▶ **Brief**: For every line in the data below that contains "Gephi", copy the line.

※

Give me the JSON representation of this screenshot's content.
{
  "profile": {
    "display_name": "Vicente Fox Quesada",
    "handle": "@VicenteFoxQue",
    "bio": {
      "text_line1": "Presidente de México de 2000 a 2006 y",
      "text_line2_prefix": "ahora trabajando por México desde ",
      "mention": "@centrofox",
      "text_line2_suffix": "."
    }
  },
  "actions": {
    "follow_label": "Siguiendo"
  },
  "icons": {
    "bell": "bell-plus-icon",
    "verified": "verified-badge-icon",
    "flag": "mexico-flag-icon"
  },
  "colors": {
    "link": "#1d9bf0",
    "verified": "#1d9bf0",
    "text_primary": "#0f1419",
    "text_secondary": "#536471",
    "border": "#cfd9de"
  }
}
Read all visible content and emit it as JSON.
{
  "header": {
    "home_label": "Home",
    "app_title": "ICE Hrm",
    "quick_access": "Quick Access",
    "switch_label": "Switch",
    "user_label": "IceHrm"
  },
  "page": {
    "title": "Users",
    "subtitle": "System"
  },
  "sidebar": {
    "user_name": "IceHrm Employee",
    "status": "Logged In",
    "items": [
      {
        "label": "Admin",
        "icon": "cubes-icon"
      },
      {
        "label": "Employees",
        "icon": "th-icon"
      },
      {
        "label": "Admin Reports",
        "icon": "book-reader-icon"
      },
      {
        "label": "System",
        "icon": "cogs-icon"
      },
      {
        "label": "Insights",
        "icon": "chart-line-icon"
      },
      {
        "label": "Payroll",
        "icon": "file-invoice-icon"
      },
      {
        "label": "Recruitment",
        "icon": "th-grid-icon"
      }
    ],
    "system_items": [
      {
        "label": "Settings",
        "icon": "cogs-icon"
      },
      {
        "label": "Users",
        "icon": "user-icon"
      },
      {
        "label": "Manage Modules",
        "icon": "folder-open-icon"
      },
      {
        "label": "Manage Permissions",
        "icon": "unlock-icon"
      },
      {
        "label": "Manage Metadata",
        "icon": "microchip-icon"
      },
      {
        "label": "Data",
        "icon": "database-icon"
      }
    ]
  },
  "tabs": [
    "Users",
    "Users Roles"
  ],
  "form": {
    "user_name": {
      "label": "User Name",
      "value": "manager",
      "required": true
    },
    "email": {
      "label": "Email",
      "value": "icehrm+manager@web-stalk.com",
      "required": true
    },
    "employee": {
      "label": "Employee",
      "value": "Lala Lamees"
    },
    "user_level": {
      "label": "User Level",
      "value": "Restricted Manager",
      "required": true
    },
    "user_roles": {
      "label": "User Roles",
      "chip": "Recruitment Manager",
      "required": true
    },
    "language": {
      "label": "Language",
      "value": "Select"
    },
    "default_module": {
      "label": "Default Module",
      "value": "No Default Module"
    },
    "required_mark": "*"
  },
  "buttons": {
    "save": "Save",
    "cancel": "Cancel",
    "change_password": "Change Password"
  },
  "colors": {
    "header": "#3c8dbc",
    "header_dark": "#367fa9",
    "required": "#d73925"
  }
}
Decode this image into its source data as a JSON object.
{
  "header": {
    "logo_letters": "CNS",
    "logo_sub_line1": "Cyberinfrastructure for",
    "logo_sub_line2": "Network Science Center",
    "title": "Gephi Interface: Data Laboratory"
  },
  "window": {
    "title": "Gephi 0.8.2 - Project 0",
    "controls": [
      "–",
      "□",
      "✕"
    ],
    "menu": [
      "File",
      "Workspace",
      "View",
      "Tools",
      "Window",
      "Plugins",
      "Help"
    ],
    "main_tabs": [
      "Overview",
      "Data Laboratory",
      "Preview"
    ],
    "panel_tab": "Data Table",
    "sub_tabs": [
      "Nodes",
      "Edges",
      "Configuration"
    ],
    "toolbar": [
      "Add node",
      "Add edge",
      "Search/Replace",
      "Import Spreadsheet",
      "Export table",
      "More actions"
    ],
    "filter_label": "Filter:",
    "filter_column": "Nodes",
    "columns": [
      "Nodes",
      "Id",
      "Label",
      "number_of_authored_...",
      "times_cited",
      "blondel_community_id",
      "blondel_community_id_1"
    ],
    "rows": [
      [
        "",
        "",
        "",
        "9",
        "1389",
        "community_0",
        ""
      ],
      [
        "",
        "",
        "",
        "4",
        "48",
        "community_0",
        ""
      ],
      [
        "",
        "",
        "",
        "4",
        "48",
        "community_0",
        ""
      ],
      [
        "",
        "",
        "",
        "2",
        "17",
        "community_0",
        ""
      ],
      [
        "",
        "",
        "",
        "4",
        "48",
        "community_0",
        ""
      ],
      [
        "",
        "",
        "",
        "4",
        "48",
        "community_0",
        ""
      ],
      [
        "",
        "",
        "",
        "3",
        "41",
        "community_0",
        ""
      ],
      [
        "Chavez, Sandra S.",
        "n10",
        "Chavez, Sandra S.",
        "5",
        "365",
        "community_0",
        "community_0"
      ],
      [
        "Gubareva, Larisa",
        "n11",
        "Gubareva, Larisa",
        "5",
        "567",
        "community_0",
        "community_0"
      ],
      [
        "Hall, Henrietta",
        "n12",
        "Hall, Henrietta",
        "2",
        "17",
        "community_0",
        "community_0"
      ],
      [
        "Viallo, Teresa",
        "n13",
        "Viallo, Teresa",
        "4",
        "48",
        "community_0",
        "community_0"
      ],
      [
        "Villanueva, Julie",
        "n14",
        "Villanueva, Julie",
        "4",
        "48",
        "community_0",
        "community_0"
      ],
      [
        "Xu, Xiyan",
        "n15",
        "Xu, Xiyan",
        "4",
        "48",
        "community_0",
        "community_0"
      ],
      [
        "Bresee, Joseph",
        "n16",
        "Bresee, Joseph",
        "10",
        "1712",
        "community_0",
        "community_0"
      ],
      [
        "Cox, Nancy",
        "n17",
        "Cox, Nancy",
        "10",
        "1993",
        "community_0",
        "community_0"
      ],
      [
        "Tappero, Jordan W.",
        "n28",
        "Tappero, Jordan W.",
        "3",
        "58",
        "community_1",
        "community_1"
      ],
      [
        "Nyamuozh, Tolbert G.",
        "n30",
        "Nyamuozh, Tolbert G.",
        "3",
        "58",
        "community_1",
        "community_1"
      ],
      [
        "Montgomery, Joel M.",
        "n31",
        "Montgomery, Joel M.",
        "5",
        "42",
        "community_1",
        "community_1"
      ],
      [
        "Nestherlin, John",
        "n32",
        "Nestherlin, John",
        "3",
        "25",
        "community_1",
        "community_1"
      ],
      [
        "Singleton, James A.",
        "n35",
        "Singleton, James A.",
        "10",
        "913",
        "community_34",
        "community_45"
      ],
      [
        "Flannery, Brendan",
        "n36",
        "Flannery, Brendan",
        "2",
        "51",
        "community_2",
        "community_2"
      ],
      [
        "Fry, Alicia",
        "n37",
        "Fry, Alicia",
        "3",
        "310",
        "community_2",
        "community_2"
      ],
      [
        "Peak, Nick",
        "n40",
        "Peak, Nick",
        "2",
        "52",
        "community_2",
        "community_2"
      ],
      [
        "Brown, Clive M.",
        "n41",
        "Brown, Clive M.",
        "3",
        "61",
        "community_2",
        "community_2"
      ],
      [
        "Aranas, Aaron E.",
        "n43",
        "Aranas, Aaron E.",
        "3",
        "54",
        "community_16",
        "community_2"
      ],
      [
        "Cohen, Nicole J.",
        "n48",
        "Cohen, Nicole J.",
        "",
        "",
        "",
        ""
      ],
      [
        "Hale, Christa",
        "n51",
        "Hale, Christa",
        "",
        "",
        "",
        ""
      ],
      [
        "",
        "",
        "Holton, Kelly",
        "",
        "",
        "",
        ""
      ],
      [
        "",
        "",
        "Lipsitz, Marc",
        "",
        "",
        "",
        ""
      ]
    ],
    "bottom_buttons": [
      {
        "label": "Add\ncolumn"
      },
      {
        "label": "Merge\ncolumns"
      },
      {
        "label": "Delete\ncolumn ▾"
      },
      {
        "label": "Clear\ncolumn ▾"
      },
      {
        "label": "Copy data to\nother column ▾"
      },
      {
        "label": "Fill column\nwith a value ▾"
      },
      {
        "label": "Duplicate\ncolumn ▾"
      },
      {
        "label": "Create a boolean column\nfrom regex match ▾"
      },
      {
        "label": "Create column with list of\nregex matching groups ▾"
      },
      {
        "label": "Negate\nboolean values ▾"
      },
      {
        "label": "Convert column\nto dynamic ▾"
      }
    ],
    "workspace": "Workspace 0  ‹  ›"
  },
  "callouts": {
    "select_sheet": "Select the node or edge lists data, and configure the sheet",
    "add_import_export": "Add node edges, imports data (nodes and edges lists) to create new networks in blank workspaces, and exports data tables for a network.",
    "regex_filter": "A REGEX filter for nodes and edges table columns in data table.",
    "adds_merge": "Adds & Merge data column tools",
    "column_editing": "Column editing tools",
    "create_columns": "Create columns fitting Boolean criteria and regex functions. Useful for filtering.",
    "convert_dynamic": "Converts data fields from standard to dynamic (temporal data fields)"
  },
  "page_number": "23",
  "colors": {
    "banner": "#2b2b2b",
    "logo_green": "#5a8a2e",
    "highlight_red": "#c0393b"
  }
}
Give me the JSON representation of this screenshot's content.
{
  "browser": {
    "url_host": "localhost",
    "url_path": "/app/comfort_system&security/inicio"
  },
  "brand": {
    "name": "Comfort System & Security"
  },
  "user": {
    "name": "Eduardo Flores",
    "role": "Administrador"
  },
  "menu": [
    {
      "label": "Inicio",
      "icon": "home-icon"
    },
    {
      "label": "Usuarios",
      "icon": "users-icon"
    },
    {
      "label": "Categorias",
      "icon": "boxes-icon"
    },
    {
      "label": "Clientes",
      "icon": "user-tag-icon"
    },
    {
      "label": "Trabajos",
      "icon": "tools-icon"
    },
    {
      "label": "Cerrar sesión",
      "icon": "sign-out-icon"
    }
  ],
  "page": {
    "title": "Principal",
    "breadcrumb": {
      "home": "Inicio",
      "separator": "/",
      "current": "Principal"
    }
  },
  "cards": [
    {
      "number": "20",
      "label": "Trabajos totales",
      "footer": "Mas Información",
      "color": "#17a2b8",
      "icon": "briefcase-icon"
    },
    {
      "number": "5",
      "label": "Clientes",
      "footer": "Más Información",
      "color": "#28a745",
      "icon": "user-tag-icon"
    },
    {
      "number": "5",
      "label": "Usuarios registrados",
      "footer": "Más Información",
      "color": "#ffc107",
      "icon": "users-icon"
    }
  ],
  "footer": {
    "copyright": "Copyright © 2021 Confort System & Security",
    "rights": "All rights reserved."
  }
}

※

▶ **Written response**:
    "title": "Gephi Interface: Data Laboratory"
    "title": "Gephi 0.8.2 - Project 0",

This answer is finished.